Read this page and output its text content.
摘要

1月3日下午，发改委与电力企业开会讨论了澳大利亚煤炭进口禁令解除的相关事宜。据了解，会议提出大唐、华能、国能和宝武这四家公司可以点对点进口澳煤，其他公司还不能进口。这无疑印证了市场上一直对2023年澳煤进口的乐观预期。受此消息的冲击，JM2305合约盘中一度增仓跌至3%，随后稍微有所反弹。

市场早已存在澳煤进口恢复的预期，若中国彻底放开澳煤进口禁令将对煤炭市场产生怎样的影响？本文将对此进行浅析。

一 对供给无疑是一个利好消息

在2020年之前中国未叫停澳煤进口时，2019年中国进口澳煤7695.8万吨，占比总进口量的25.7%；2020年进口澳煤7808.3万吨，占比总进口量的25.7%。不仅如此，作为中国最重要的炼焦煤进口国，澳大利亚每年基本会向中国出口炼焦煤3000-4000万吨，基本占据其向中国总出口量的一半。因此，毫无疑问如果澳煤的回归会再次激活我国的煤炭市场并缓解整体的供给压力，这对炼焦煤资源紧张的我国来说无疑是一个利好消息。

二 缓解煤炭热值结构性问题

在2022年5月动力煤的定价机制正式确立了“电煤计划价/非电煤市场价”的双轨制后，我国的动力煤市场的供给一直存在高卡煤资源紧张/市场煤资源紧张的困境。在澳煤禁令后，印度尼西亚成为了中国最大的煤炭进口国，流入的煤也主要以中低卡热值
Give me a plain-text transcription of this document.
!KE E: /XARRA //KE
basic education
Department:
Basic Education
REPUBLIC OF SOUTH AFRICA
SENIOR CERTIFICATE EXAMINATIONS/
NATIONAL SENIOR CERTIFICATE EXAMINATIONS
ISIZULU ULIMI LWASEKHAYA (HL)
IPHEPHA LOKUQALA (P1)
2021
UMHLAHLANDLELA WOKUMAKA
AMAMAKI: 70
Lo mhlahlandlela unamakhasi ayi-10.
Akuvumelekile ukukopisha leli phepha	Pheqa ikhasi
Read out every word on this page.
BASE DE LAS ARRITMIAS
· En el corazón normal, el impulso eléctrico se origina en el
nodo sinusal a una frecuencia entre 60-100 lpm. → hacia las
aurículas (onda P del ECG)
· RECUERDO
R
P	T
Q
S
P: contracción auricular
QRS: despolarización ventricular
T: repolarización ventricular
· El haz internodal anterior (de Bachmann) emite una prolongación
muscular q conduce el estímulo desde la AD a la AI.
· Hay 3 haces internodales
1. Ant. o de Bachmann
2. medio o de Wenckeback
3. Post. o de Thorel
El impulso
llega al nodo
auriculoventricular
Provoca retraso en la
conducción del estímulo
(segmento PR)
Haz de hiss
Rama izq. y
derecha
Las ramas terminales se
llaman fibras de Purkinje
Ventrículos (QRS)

=-=-=

Your task is to reproduce the whole listing exactly.

* [Final answer]
Read this page and output its text content.
摘要

1月3日下午，发改委与电力企业开会讨论了澳大利亚煤炭进口禁令解除的相关事宜。据了解，会议提出大唐、华能、国能和宝武这四家公司可以点对点进口澳煤，其他公司还不能进口。这无疑印证了市场上一直对2023年澳煤进口的乐观预期。受此消息的冲击，JM2305合约盘中一度增仓跌至3%，随后稍微有所反弹。

市场早已存在澳煤进口恢复的预期，若中国彻底放开澳煤进口禁令将对煤炭市场产生怎样的影响？本文将对此进行浅析。

一 对供给无疑是一个利好消息

在2020年之前中国未叫停澳煤进口时，2019年中国进口澳煤7695.8万吨，占比总进口量的25.7%；2020年进口澳煤7808.3万吨，占比总进口量的25.7%。不仅如此，作为中国最重要的炼焦煤进口国，澳大利亚每年基本会向中国出口炼焦煤3000-4000万吨，基本占据其向中国总出口量的一半。因此，毫无疑问如果澳煤的回归会再次激活我国的煤炭市场并缓解整体的供给压力，这对炼焦煤资源紧张的我国来说无疑是一个利好消息。

二 缓解煤炭热值结构性问题

在2022年5月动力煤的定价机制正式确立了“电煤计划价/非电煤市场价”的双轨制后，我国的动力煤市场的供给一直存在高卡煤资源紧张/市场煤资源紧张的困境。在澳煤禁令后，印度尼西亚成为了中国最大的煤炭进口国，流入的煤也主要以中低卡热值
Give me a plain-text transcription of this document.
!KE E: /XARRA //KE
basic education
Department:
Basic Education
REPUBLIC OF SOUTH AFRICA
SENIOR CERTIFICATE EXAMINATIONS/
NATIONAL SENIOR CERTIFICATE EXAMINATIONS
ISIZULU ULIMI LWASEKHAYA (HL)
IPHEPHA LOKUQALA (P1)
2021
UMHLAHLANDLELA WOKUMAKA
AMAMAKI: 70
Lo mhlahlandlela unamakhasi ayi-10.
Akuvumelekile ukukopisha leli phepha	Pheqa ikhasi
Read out every word on this page.
BASE DE LAS ARRITMIAS
· En el corazón normal, el impulso eléctrico se origina en el
nodo sinusal a una frecuencia entre 60-100 lpm. → hacia las
aurículas (onda P del ECG)
· RECUERDO
R
P	T
Q
S
P: contracción auricular
QRS: despolarización ventricular
T: repolarización ventricular
· El haz internodal anterior (de Bachmann) emite una prolongación
muscular q conduce el estímulo desde la AD a la AI.
· Hay 3 haces internodales
1. Ant. o de Bachmann
2. medio o de Wenckeback
3. Post. o de Thorel
El impulso
llega al nodo
auriculoventricular
Provoca retraso en la
conducción del estímulo
(segmento PR)
Haz de hiss
Rama izq. y
derecha
Las ramas terminales se
llaman fibras de Purkinje
Ventrículos (QRS)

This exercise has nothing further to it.